Without the pictures, write out all the lines below exactly as they appear.

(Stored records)

** start **

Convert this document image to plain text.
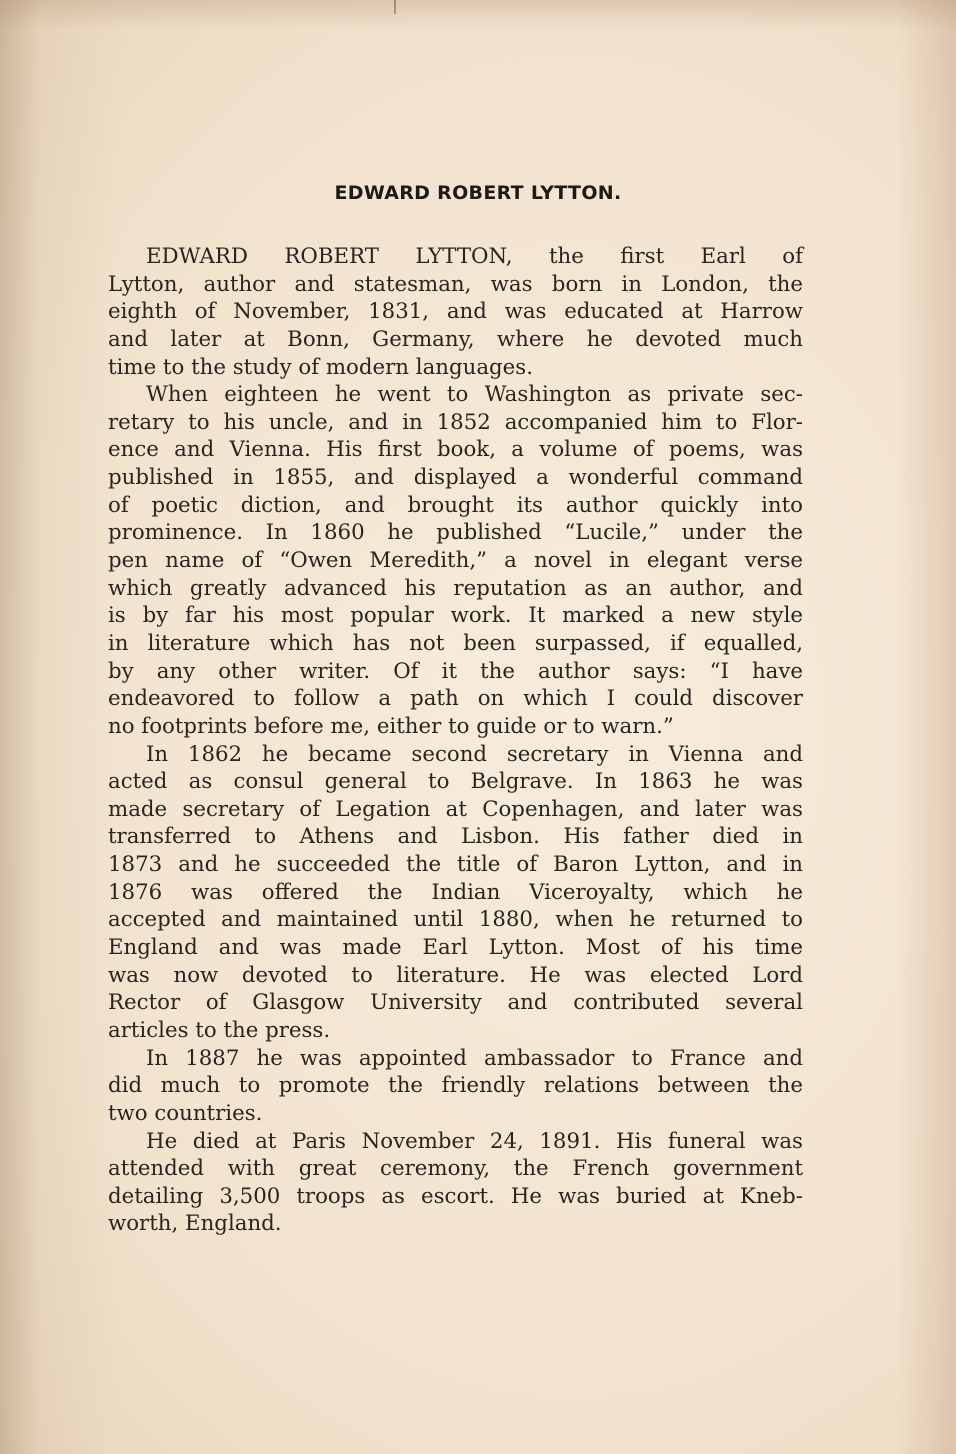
EDWARD ROBERT LYTTON.
EDWARD ROBERT LYTTON, the first Earl of
Lytton, author and statesman, was born in London, the
eighth of November, 1831, and was educated at Harrow
and later at Bonn, Germany, where he devoted much
time to the study of modern languages.
When eighteen he went to Washington as private sec-
retary to his uncle, and in 1852 accompanied him to Flor-
ence and Vienna. His first book, a volume of poems, was
published in 1855, and displayed a wonderful command
of poetic diction, and brought its author quickly into
prominence. In 1860 he published “Lucile,” under the
pen name of “Owen Meredith,” a novel in elegant verse
which greatly advanced his reputation as an author, and
is by far his most popular work. It marked a new style
in literature which has not been surpassed, if equalled,
by any other writer. Of it the author says: “I have
endeavored to follow a path on which I could discover
no footprints before me, either to guide or to warn.”
In 1862 he became second secretary in Vienna and
acted as consul general to Belgrave. In 1863 he was
made secretary of Legation at Copenhagen, and later was
transferred to Athens and Lisbon. His father died in
1873 and he succeeded the title of Baron Lytton, and in
1876 was offered the Indian Viceroyalty, which he
accepted and maintained until 1880, when he returned to
England and was made Earl Lytton. Most of his time
was now devoted to literature. He was elected Lord
Rector of Glasgow University and contributed several
articles to the press.
In 1887 he was appointed ambassador to France and
did much to promote the friendly relations between the
two countries.
He died at Paris November 24, 1891. His funeral was
attended with great ceremony, the French government
detailing 3,500 troops as escort. He was buried at Kneb-
worth, England.
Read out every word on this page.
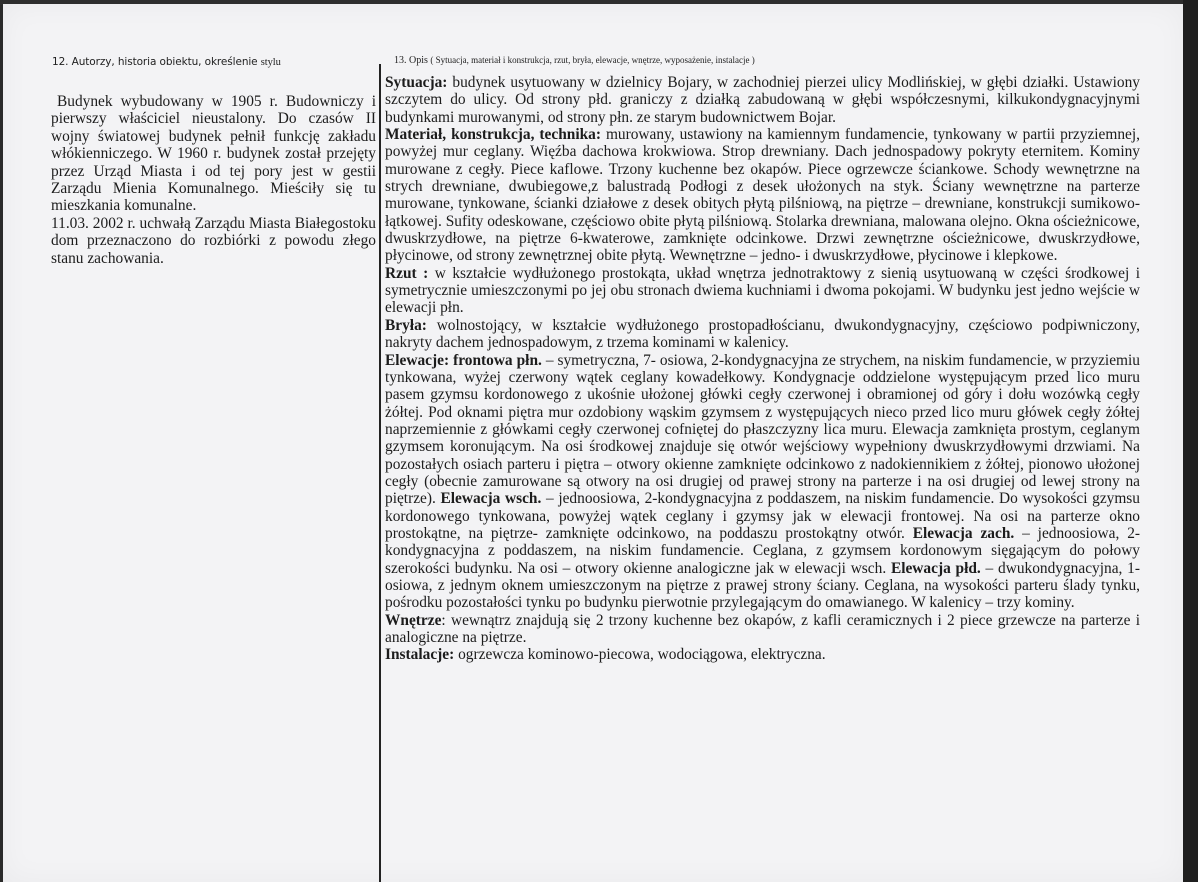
12. Autorzy, historia obiektu, określenie stylu	13. Opis ( Sytuacja, materiał i konstrukcja, rzut, bryła, elewacje, wnętrze, wyposażenie, instalacje )

Budynek wybudowany w 1905 r. Budowniczy i pierwszy właściciel nieustalony. Do czasów II wojny światowej budynek pełnił funkcję zakładu włókienniczego. W 1960 r. budynek został przejęty przez Urząd Miasta i od tej pory jest w gestii Zarządu Mienia Komunalnego. Mieściły się tu mieszkania komunalne.

11.03. 2002 r. uchwałą Zarządu Miasta Białegostoku dom przeznaczono do rozbiórki z powodu złego stanu zachowania.

Sytuacja: budynek usytuowany w dzielnicy Bojary, w zachodniej pierzei ulicy Modlińskiej, w głębi działki. Ustawiony szczytem do ulicy. Od strony płd. graniczy z działką zabudowaną w głębi współczesnymi, kilkukondygnacyjnymi budynkami murowanymi, od strony płn. ze starym budownictwem Bojar.

Materiał, konstrukcja, technika: murowany, ustawiony na kamiennym fundamencie, tynkowany w partii przyziemnej, powyżej mur ceglany. Więźba dachowa krokwiowa. Strop drewniany. Dach jednospadowy pokryty eternitem. Kominy murowane z cegły. Piece kaflowe. Trzony kuchenne bez okapów. Piece ogrzewcze ściankowe. Schody wewnętrzne na strych drewniane, dwubiegowe,z balustradą Podłogi z desek ułożonych na styk. Ściany wewnętrzne na parterze murowane, tynkowane, ścianki działowe z desek obitych płytą pilśniową, na piętrze – drewniane, konstrukcji sumikowo-łątkowej. Sufity odeskowane, częściowo obite płytą pilśniową. Stolarka drewniana, malowana olejno. Okna ościeżnicowe, dwuskrzydłowe, na piętrze 6-kwaterowe, zamknięte odcinkowe. Drzwi zewnętrzne ościeżnicowe, dwuskrzydłowe, płycinowe, od strony zewnętrznej obite płytą. Wewnętrzne – jedno- i dwuskrzydłowe, płycinowe i klepkowe.

Rzut : w kształcie wydłużonego prostokąta, układ wnętrza jednotraktowy z sienią usytuowaną w części środkowej i symetrycznie umieszczonymi po jej obu stronach dwiema kuchniami i dwoma pokojami. W budynku jest jedno wejście w elewacji płn.

Bryła: wolnostojący, w kształcie wydłużonego prostopadłościanu, dwukondygnacyjny, częściowo podpiwniczony, nakryty dachem jednospadowym, z trzema kominami w kalenicy.

Elewacje: frontowa płn. – symetryczna, 7- osiowa, 2-kondygnacyjna ze strychem, na niskim fundamencie, w przyziemiu tynkowana, wyżej czerwony wątek ceglany kowadełkowy. Kondygnacje oddzielone występującym przed lico muru pasem gzymsu kordonowego z ukośnie ułożonej główki cegły czerwonej i obramionej od góry i dołu wozówką cegły żółtej. Pod oknami piętra mur ozdobiony wąskim gzymsem z występujących nieco przed lico muru główek cegły żółtej naprzemiennie z główkami cegły czerwonej cofniętej do płaszczyzny lica muru. Elewacja zamknięta prostym, ceglanym gzymsem koronującym. Na osi środkowej znajduje się otwór wejściowy wypełniony dwuskrzydłowymi drzwiami. Na pozostałych osiach parteru i piętra – otwory okienne zamknięte odcinkowo z nadokiennikiem z żółtej, pionowo ułożonej cegły (obecnie zamurowane są otwory na osi drugiej od prawej strony na parterze i na osi drugiej od lewej strony na piętrze). Elewacja wsch. – jednoosiowa, 2-kondygnacyjna z poddaszem, na niskim fundamencie. Do wysokości gzymsu kordonowego tynkowana, powyżej wątek ceglany i gzymsy jak w elewacji frontowej. Na osi na parterze okno prostokątne, na piętrze- zamknięte odcinkowo, na poddaszu prostokątny otwór. Elewacja zach. – jednoosiowa, 2-kondygnacyjna z poddaszem, na niskim fundamencie. Ceglana, z gzymsem kordonowym sięgającym do połowy szerokości budynku. Na osi – otwory okienne analogiczne jak w elewacji wsch. Elewacja płd. – dwukondygnacyjna, 1-osiowa, z jednym oknem umieszczonym na piętrze z prawej strony ściany. Ceglana, na wysokości parteru ślady tynku, pośrodku pozostałości tynku po budynku pierwotnie przylegającym do omawianego. W kalenicy – trzy kominy.

Wnętrze: wewnątrz znajdują się 2 trzony kuchenne bez okapów, z kafli ceramicznych i 2 piece grzewcze na parterze i analogiczne na piętrze.

Instalacje: ogrzewcza kominowo-piecowa, wodociągowa, elektryczna.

** end **

Worked solution:
Convert this document image to plain text.
EDWARD ROBERT LYTTON.
EDWARD ROBERT LYTTON, the first Earl of
Lytton, author and statesman, was born in London, the
eighth of November, 1831, and was educated at Harrow
and later at Bonn, Germany, where he devoted much
time to the study of modern languages.
When eighteen he went to Washington as private sec-
retary to his uncle, and in 1852 accompanied him to Flor-
ence and Vienna. His first book, a volume of poems, was
published in 1855, and displayed a wonderful command
of poetic diction, and brought its author quickly into
prominence. In 1860 he published “Lucile,” under the
pen name of “Owen Meredith,” a novel in elegant verse
which greatly advanced his reputation as an author, and
is by far his most popular work. It marked a new style
in literature which has not been surpassed, if equalled,
by any other writer. Of it the author says: “I have
endeavored to follow a path on which I could discover
no footprints before me, either to guide or to warn.”
In 1862 he became second secretary in Vienna and
acted as consul general to Belgrave. In 1863 he was
made secretary of Legation at Copenhagen, and later was
transferred to Athens and Lisbon. His father died in
1873 and he succeeded the title of Baron Lytton, and in
1876 was offered the Indian Viceroyalty, which he
accepted and maintained until 1880, when he returned to
England and was made Earl Lytton. Most of his time
was now devoted to literature. He was elected Lord
Rector of Glasgow University and contributed several
articles to the press.
In 1887 he was appointed ambassador to France and
did much to promote the friendly relations between the
two countries.
He died at Paris November 24, 1891. His funeral was
attended with great ceremony, the French government
detailing 3,500 troops as escort. He was buried at Kneb-
worth, England.
Read out every word on this page.
12. Autorzy, historia obiektu, określenie stylu	13. Opis ( Sytuacja, materiał i konstrukcja, rzut, bryła, elewacje, wnętrze, wyposażenie, instalacje )

Budynek wybudowany w 1905 r. Budowniczy i pierwszy właściciel nieustalony. Do czasów II wojny światowej budynek pełnił funkcję zakładu włókienniczego. W 1960 r. budynek został przejęty przez Urząd Miasta i od tej pory jest w gestii Zarządu Mienia Komunalnego. Mieściły się tu mieszkania komunalne.

11.03. 2002 r. uchwałą Zarządu Miasta Białegostoku dom przeznaczono do rozbiórki z powodu złego stanu zachowania.

Sytuacja: budynek usytuowany w dzielnicy Bojary, w zachodniej pierzei ulicy Modlińskiej, w głębi działki. Ustawiony szczytem do ulicy. Od strony płd. graniczy z działką zabudowaną w głębi współczesnymi, kilkukondygnacyjnymi budynkami murowanymi, od strony płn. ze starym budownictwem Bojar.

Materiał, konstrukcja, technika: murowany, ustawiony na kamiennym fundamencie, tynkowany w partii przyziemnej, powyżej mur ceglany. Więźba dachowa krokwiowa. Strop drewniany. Dach jednospadowy pokryty eternitem. Kominy murowane z cegły. Piece kaflowe. Trzony kuchenne bez okapów. Piece ogrzewcze ściankowe. Schody wewnętrzne na strych drewniane, dwubiegowe,z balustradą Podłogi z desek ułożonych na styk. Ściany wewnętrzne na parterze murowane, tynkowane, ścianki działowe z desek obitych płytą pilśniową, na piętrze – drewniane, konstrukcji sumikowo-łątkowej. Sufity odeskowane, częściowo obite płytą pilśniową. Stolarka drewniana, malowana olejno. Okna ościeżnicowe, dwuskrzydłowe, na piętrze 6-kwaterowe, zamknięte odcinkowe. Drzwi zewnętrzne ościeżnicowe, dwuskrzydłowe, płycinowe, od strony zewnętrznej obite płytą. Wewnętrzne – jedno- i dwuskrzydłowe, płycinowe i klepkowe.

Rzut : w kształcie wydłużonego prostokąta, układ wnętrza jednotraktowy z sienią usytuowaną w części środkowej i symetrycznie umieszczonymi po jej obu stronach dwiema kuchniami i dwoma pokojami. W budynku jest jedno wejście w elewacji płn.

Bryła: wolnostojący, w kształcie wydłużonego prostopadłościanu, dwukondygnacyjny, częściowo podpiwniczony, nakryty dachem jednospadowym, z trzema kominami w kalenicy.

Elewacje: frontowa płn. – symetryczna, 7- osiowa, 2-kondygnacyjna ze strychem, na niskim fundamencie, w przyziemiu tynkowana, wyżej czerwony wątek ceglany kowadełkowy. Kondygnacje oddzielone występującym przed lico muru pasem gzymsu kordonowego z ukośnie ułożonej główki cegły czerwonej i obramionej od góry i dołu wozówką cegły żółtej. Pod oknami piętra mur ozdobiony wąskim gzymsem z występujących nieco przed lico muru główek cegły żółtej naprzemiennie z główkami cegły czerwonej cofniętej do płaszczyzny lica muru. Elewacja zamknięta prostym, ceglanym gzymsem koronującym. Na osi środkowej znajduje się otwór wejściowy wypełniony dwuskrzydłowymi drzwiami. Na pozostałych osiach parteru i piętra – otwory okienne zamknięte odcinkowo z nadokiennikiem z żółtej, pionowo ułożonej cegły (obecnie zamurowane są otwory na osi drugiej od prawej strony na parterze i na osi drugiej od lewej strony na piętrze). Elewacja wsch. – jednoosiowa, 2-kondygnacyjna z poddaszem, na niskim fundamencie. Do wysokości gzymsu kordonowego tynkowana, powyżej wątek ceglany i gzymsy jak w elewacji frontowej. Na osi na parterze okno prostokątne, na piętrze- zamknięte odcinkowo, na poddaszu prostokątny otwór. Elewacja zach. – jednoosiowa, 2-kondygnacyjna z poddaszem, na niskim fundamencie. Ceglana, z gzymsem kordonowym sięgającym do połowy szerokości budynku. Na osi – otwory okienne analogiczne jak w elewacji wsch. Elewacja płd. – dwukondygnacyjna, 1-osiowa, z jednym oknem umieszczonym na piętrze z prawej strony ściany. Ceglana, na wysokości parteru ślady tynku, pośrodku pozostałości tynku po budynku pierwotnie przylegającym do omawianego. W kalenicy – trzy kominy.

Wnętrze: wewnątrz znajdują się 2 trzony kuchenne bez okapów, z kafli ceramicznych i 2 piece grzewcze na parterze i analogiczne na piętrze.

Instalacje: ogrzewcza kominowo-piecowa, wodociągowa, elektryczna.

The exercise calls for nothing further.